→ Material:
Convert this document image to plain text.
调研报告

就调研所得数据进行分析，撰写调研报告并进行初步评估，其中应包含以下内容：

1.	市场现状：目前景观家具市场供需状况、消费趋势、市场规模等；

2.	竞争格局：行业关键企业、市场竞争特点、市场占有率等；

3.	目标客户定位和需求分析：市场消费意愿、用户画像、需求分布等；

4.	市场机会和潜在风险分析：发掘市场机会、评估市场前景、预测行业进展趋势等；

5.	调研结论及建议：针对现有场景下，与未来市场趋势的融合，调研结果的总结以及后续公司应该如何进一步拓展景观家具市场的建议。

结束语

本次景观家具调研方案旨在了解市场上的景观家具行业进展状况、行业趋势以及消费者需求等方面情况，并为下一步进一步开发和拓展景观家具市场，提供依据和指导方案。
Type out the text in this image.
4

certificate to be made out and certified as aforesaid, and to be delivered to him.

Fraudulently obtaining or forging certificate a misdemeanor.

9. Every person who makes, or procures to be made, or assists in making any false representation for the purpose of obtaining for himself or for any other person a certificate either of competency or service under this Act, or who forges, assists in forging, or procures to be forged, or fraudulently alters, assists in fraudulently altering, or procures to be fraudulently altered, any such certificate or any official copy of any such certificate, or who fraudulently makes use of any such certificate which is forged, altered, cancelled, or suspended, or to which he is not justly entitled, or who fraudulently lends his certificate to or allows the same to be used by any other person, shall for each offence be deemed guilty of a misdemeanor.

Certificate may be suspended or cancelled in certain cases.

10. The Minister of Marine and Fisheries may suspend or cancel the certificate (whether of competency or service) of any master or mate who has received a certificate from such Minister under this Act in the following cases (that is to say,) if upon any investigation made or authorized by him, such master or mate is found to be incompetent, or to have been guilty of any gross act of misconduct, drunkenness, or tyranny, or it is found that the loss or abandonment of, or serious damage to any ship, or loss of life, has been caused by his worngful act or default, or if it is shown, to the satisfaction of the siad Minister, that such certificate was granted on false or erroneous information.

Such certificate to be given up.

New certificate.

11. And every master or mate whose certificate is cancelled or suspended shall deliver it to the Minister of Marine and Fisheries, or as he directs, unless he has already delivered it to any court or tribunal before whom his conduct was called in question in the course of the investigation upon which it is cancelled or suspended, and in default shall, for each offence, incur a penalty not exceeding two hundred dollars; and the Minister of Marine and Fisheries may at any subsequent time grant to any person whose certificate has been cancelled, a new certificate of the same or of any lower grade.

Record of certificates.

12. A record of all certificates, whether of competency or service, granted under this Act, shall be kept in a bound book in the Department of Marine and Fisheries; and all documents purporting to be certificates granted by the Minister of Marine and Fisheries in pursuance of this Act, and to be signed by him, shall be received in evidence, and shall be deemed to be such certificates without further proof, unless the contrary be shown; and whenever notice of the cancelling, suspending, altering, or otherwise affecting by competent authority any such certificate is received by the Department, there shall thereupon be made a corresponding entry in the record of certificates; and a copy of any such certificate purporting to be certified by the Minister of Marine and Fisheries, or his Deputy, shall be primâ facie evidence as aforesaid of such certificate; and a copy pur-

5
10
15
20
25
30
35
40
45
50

→ What to do: Above are the records; retype every one exactly.

→ Full response:
Convert this document image to plain text.
调研报告

就调研所得数据进行分析，撰写调研报告并进行初步评估，其中应包含以下内容：

1.	市场现状：目前景观家具市场供需状况、消费趋势、市场规模等；

2.	竞争格局：行业关键企业、市场竞争特点、市场占有率等；

3.	目标客户定位和需求分析：市场消费意愿、用户画像、需求分布等；

4.	市场机会和潜在风险分析：发掘市场机会、评估市场前景、预测行业进展趋势等；

5.	调研结论及建议：针对现有场景下，与未来市场趋势的融合，调研结果的总结以及后续公司应该如何进一步拓展景观家具市场的建议。

结束语

本次景观家具调研方案旨在了解市场上的景观家具行业进展状况、行业趋势以及消费者需求等方面情况，并为下一步进一步开发和拓展景观家具市场，提供依据和指导方案。
Type out the text in this image.
4

certificate to be made out and certified as aforesaid, and to be delivered to him.

Fraudulently obtaining or forging certificate a misdemeanor.

9. Every person who makes, or procures to be made, or assists in making any false representation for the purpose of obtaining for himself or for any other person a certificate either of competency or service under this Act, or who forges, assists in forging, or procures to be forged, or fraudulently alters, assists in fraudulently altering, or procures to be fraudulently altered, any such certificate or any official copy of any such certificate, or who fraudulently makes use of any such certificate which is forged, altered, cancelled, or suspended, or to which he is not justly entitled, or who fraudulently lends his certificate to or allows the same to be used by any other person, shall for each offence be deemed guilty of a misdemeanor.

Certificate may be suspended or cancelled in certain cases.

10. The Minister of Marine and Fisheries may suspend or cancel the certificate (whether of competency or service) of any master or mate who has received a certificate from such Minister under this Act in the following cases (that is to say,) if upon any investigation made or authorized by him, such master or mate is found to be incompetent, or to have been guilty of any gross act of misconduct, drunkenness, or tyranny, or it is found that the loss or abandonment of, or serious damage to any ship, or loss of life, has been caused by his worngful act or default, or if it is shown, to the satisfaction of the siad Minister, that such certificate was granted on false or erroneous information.

Such certificate to be given up.

New certificate.

11. And every master or mate whose certificate is cancelled or suspended shall deliver it to the Minister of Marine and Fisheries, or as he directs, unless he has already delivered it to any court or tribunal before whom his conduct was called in question in the course of the investigation upon which it is cancelled or suspended, and in default shall, for each offence, incur a penalty not exceeding two hundred dollars; and the Minister of Marine and Fisheries may at any subsequent time grant to any person whose certificate has been cancelled, a new certificate of the same or of any lower grade.

Record of certificates.

12. A record of all certificates, whether of competency or service, granted under this Act, shall be kept in a bound book in the Department of Marine and Fisheries; and all documents purporting to be certificates granted by the Minister of Marine and Fisheries in pursuance of this Act, and to be signed by him, shall be received in evidence, and shall be deemed to be such certificates without further proof, unless the contrary be shown; and whenever notice of the cancelling, suspending, altering, or otherwise affecting by competent authority any such certificate is received by the Department, there shall thereupon be made a corresponding entry in the record of certificates; and a copy of any such certificate purporting to be certified by the Minister of Marine and Fisheries, or his Deputy, shall be primâ facie evidence as aforesaid of such certificate; and a copy pur-

5
10
15
20
25
30
35
40
45
50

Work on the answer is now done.